*Exercise goal*. Drop the pictures, then extract the listing word for word.

Records excerpted from a collection:
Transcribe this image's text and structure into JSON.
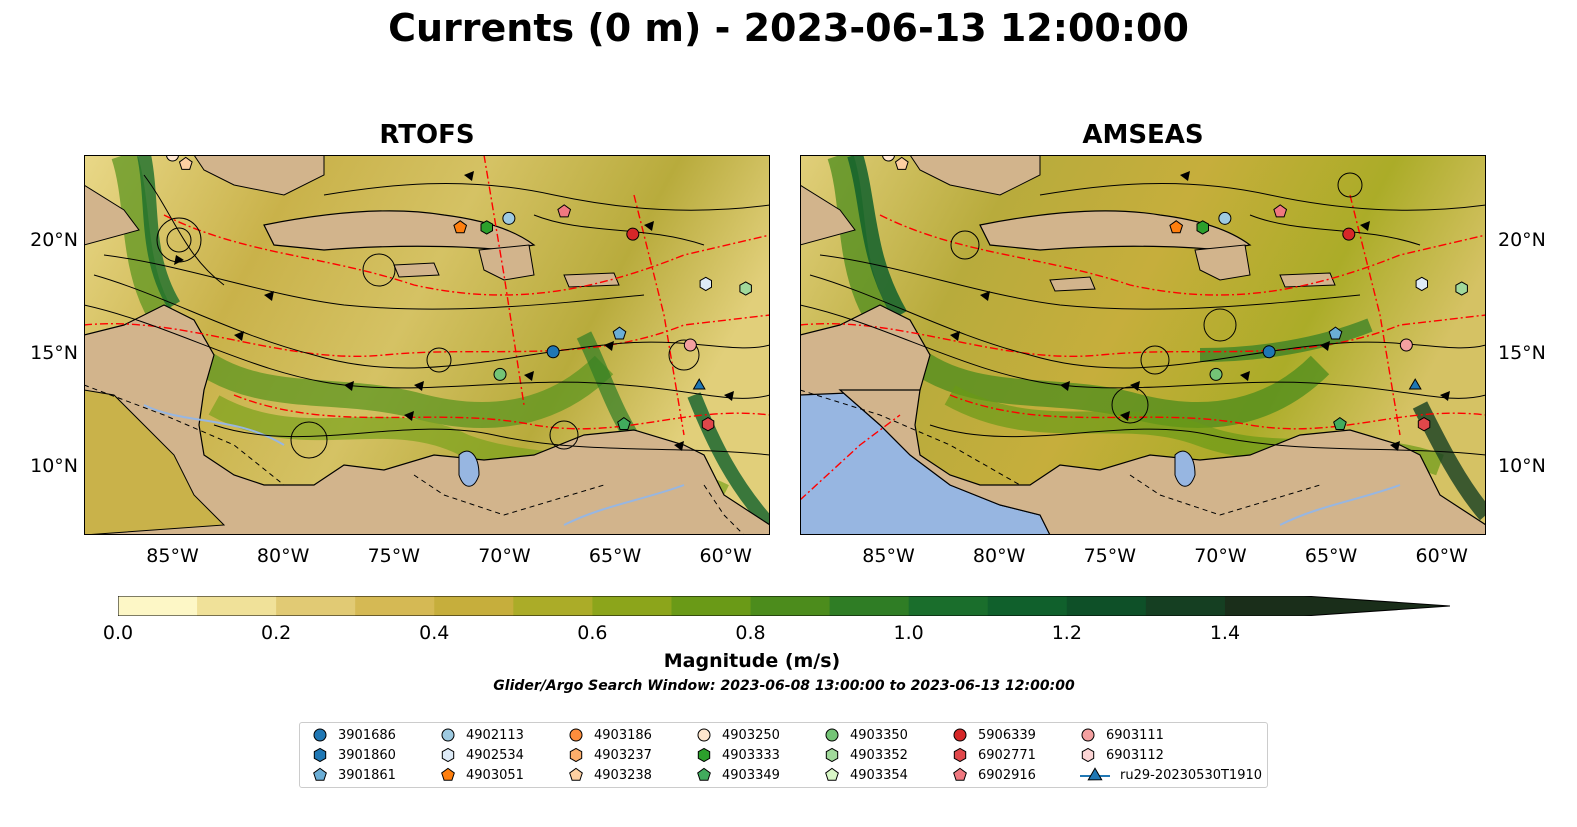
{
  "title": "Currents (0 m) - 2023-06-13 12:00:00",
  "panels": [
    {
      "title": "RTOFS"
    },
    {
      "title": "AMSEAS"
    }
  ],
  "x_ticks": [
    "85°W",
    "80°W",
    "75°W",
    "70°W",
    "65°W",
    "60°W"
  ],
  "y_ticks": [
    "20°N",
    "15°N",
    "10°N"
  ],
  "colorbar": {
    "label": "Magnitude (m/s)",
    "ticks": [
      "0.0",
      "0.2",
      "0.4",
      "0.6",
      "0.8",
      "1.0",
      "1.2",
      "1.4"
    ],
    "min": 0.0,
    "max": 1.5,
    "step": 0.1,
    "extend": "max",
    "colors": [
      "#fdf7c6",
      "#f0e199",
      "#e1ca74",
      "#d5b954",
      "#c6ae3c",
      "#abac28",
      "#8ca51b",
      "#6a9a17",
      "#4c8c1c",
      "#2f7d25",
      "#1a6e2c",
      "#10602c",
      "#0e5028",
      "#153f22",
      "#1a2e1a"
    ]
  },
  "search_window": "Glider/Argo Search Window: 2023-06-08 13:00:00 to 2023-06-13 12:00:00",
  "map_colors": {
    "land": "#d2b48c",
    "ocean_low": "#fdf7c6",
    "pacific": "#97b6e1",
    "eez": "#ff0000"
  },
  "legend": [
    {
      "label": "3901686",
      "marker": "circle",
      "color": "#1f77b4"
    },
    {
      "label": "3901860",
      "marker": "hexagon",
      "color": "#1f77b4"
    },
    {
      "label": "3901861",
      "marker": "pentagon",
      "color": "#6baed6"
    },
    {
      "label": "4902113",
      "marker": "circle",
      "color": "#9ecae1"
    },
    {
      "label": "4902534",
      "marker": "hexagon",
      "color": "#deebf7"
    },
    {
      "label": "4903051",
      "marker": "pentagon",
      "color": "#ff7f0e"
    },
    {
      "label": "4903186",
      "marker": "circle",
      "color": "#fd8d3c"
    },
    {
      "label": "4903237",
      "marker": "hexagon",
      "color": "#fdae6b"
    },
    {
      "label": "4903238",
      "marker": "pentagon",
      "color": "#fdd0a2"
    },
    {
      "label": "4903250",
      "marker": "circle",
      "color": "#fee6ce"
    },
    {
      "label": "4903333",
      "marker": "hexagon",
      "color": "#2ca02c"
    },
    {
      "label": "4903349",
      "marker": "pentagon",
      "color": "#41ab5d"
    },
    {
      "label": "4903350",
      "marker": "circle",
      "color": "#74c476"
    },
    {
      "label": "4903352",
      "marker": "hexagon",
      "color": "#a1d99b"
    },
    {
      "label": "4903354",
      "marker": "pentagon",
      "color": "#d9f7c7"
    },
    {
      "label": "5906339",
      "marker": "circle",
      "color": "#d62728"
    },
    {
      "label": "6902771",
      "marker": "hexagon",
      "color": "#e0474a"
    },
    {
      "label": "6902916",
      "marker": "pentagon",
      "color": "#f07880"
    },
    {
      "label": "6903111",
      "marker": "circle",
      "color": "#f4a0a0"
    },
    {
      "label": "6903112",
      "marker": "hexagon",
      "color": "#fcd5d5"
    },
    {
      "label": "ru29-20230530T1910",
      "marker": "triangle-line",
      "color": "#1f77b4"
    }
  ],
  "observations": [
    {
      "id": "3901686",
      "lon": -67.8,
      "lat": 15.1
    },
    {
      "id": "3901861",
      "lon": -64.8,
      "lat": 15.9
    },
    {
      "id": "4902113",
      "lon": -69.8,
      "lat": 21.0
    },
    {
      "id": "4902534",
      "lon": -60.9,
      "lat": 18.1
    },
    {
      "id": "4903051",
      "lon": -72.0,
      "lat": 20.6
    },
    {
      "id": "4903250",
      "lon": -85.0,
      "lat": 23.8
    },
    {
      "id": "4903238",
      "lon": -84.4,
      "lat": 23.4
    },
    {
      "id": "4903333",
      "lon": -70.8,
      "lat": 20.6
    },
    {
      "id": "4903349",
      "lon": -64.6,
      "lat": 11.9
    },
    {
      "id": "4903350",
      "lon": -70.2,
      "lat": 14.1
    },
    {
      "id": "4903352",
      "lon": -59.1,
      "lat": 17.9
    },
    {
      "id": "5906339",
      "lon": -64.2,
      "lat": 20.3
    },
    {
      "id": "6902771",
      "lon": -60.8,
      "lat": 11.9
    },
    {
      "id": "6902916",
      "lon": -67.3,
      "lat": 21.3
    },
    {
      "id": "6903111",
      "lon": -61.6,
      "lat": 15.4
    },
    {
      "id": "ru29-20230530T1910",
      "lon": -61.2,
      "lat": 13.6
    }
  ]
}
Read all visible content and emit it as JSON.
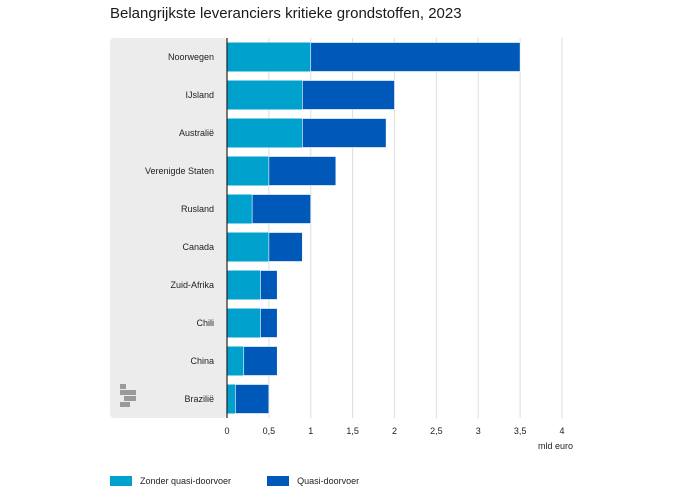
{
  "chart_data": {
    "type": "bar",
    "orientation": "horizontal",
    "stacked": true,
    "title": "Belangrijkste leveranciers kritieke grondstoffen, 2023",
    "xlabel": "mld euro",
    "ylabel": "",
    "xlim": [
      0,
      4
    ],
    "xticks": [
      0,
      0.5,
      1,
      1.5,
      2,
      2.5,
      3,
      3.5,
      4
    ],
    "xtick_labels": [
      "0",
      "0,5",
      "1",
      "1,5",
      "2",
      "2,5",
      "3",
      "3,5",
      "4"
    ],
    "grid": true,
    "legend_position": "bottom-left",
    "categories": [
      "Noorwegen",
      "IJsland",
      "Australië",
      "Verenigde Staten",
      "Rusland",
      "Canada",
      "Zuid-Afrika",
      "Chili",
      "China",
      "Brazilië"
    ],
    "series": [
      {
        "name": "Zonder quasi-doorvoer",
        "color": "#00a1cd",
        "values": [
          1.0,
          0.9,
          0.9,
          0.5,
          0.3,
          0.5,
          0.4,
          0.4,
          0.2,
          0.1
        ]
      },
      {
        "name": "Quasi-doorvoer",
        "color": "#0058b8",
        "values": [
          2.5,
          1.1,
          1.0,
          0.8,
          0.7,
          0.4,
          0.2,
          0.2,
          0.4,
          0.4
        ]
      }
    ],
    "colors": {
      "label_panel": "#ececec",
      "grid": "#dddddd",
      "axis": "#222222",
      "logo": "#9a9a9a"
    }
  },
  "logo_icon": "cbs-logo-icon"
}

*Answer to this task*.
Transcribe this image's text and structure into JSON.
{
  "title": "Currents (0 m) - 2023-06-13 12:00:00",
  "panels": [
    {
      "title": "RTOFS"
    },
    {
      "title": "AMSEAS"
    }
  ],
  "x_ticks": [
    "85°W",
    "80°W",
    "75°W",
    "70°W",
    "65°W",
    "60°W"
  ],
  "y_ticks": [
    "20°N",
    "15°N",
    "10°N"
  ],
  "colorbar": {
    "label": "Magnitude (m/s)",
    "ticks": [
      "0.0",
      "0.2",
      "0.4",
      "0.6",
      "0.8",
      "1.0",
      "1.2",
      "1.4"
    ],
    "min": 0.0,
    "max": 1.5,
    "step": 0.1,
    "extend": "max",
    "colors": [
      "#fdf7c6",
      "#f0e199",
      "#e1ca74",
      "#d5b954",
      "#c6ae3c",
      "#abac28",
      "#8ca51b",
      "#6a9a17",
      "#4c8c1c",
      "#2f7d25",
      "#1a6e2c",
      "#10602c",
      "#0e5028",
      "#153f22",
      "#1a2e1a"
    ]
  },
  "search_window": "Glider/Argo Search Window: 2023-06-08 13:00:00 to 2023-06-13 12:00:00",
  "map_colors": {
    "land": "#d2b48c",
    "ocean_low": "#fdf7c6",
    "pacific": "#97b6e1",
    "eez": "#ff0000"
  },
  "legend": [
    {
      "label": "3901686",
      "marker": "circle",
      "color": "#1f77b4"
    },
    {
      "label": "3901860",
      "marker": "hexagon",
      "color": "#1f77b4"
    },
    {
      "label": "3901861",
      "marker": "pentagon",
      "color": "#6baed6"
    },
    {
      "label": "4902113",
      "marker": "circle",
      "color": "#9ecae1"
    },
    {
      "label": "4902534",
      "marker": "hexagon",
      "color": "#deebf7"
    },
    {
      "label": "4903051",
      "marker": "pentagon",
      "color": "#ff7f0e"
    },
    {
      "label": "4903186",
      "marker": "circle",
      "color": "#fd8d3c"
    },
    {
      "label": "4903237",
      "marker": "hexagon",
      "color": "#fdae6b"
    },
    {
      "label": "4903238",
      "marker": "pentagon",
      "color": "#fdd0a2"
    },
    {
      "label": "4903250",
      "marker": "circle",
      "color": "#fee6ce"
    },
    {
      "label": "4903333",
      "marker": "hexagon",
      "color": "#2ca02c"
    },
    {
      "label": "4903349",
      "marker": "pentagon",
      "color": "#41ab5d"
    },
    {
      "label": "4903350",
      "marker": "circle",
      "color": "#74c476"
    },
    {
      "label": "4903352",
      "marker": "hexagon",
      "color": "#a1d99b"
    },
    {
      "label": "4903354",
      "marker": "pentagon",
      "color": "#d9f7c7"
    },
    {
      "label": "5906339",
      "marker": "circle",
      "color": "#d62728"
    },
    {
      "label": "6902771",
      "marker": "hexagon",
      "color": "#e0474a"
    },
    {
      "label": "6902916",
      "marker": "pentagon",
      "color": "#f07880"
    },
    {
      "label": "6903111",
      "marker": "circle",
      "color": "#f4a0a0"
    },
    {
      "label": "6903112",
      "marker": "hexagon",
      "color": "#fcd5d5"
    },
    {
      "label": "ru29-20230530T1910",
      "marker": "triangle-line",
      "color": "#1f77b4"
    }
  ],
  "observations": [
    {
      "id": "3901686",
      "lon": -67.8,
      "lat": 15.1
    },
    {
      "id": "3901861",
      "lon": -64.8,
      "lat": 15.9
    },
    {
      "id": "4902113",
      "lon": -69.8,
      "lat": 21.0
    },
    {
      "id": "4902534",
      "lon": -60.9,
      "lat": 18.1
    },
    {
      "id": "4903051",
      "lon": -72.0,
      "lat": 20.6
    },
    {
      "id": "4903250",
      "lon": -85.0,
      "lat": 23.8
    },
    {
      "id": "4903238",
      "lon": -84.4,
      "lat": 23.4
    },
    {
      "id": "4903333",
      "lon": -70.8,
      "lat": 20.6
    },
    {
      "id": "4903349",
      "lon": -64.6,
      "lat": 11.9
    },
    {
      "id": "4903350",
      "lon": -70.2,
      "lat": 14.1
    },
    {
      "id": "4903352",
      "lon": -59.1,
      "lat": 17.9
    },
    {
      "id": "5906339",
      "lon": -64.2,
      "lat": 20.3
    },
    {
      "id": "6902771",
      "lon": -60.8,
      "lat": 11.9
    },
    {
      "id": "6902916",
      "lon": -67.3,
      "lat": 21.3
    },
    {
      "id": "6903111",
      "lon": -61.6,
      "lat": 15.4
    },
    {
      "id": "ru29-20230530T1910",
      "lon": -61.2,
      "lat": 13.6
    }
  ]
}
Read all visible content and emit it as JSON.
{
  "chart_data": {
    "type": "bar",
    "orientation": "horizontal",
    "stacked": true,
    "title": "Belangrijkste leveranciers kritieke grondstoffen, 2023",
    "xlabel": "mld euro",
    "ylabel": "",
    "xlim": [
      0,
      4
    ],
    "xticks": [
      0,
      0.5,
      1,
      1.5,
      2,
      2.5,
      3,
      3.5,
      4
    ],
    "xtick_labels": [
      "0",
      "0,5",
      "1",
      "1,5",
      "2",
      "2,5",
      "3",
      "3,5",
      "4"
    ],
    "grid": true,
    "legend_position": "bottom-left",
    "categories": [
      "Noorwegen",
      "IJsland",
      "Australië",
      "Verenigde Staten",
      "Rusland",
      "Canada",
      "Zuid-Afrika",
      "Chili",
      "China",
      "Brazilië"
    ],
    "series": [
      {
        "name": "Zonder quasi-doorvoer",
        "color": "#00a1cd",
        "values": [
          1.0,
          0.9,
          0.9,
          0.5,
          0.3,
          0.5,
          0.4,
          0.4,
          0.2,
          0.1
        ]
      },
      {
        "name": "Quasi-doorvoer",
        "color": "#0058b8",
        "values": [
          2.5,
          1.1,
          1.0,
          0.8,
          0.7,
          0.4,
          0.2,
          0.2,
          0.4,
          0.4
        ]
      }
    ],
    "colors": {
      "label_panel": "#ececec",
      "grid": "#dddddd",
      "axis": "#222222",
      "logo": "#9a9a9a"
    }
  },
  "logo_icon": "cbs-logo-icon"
}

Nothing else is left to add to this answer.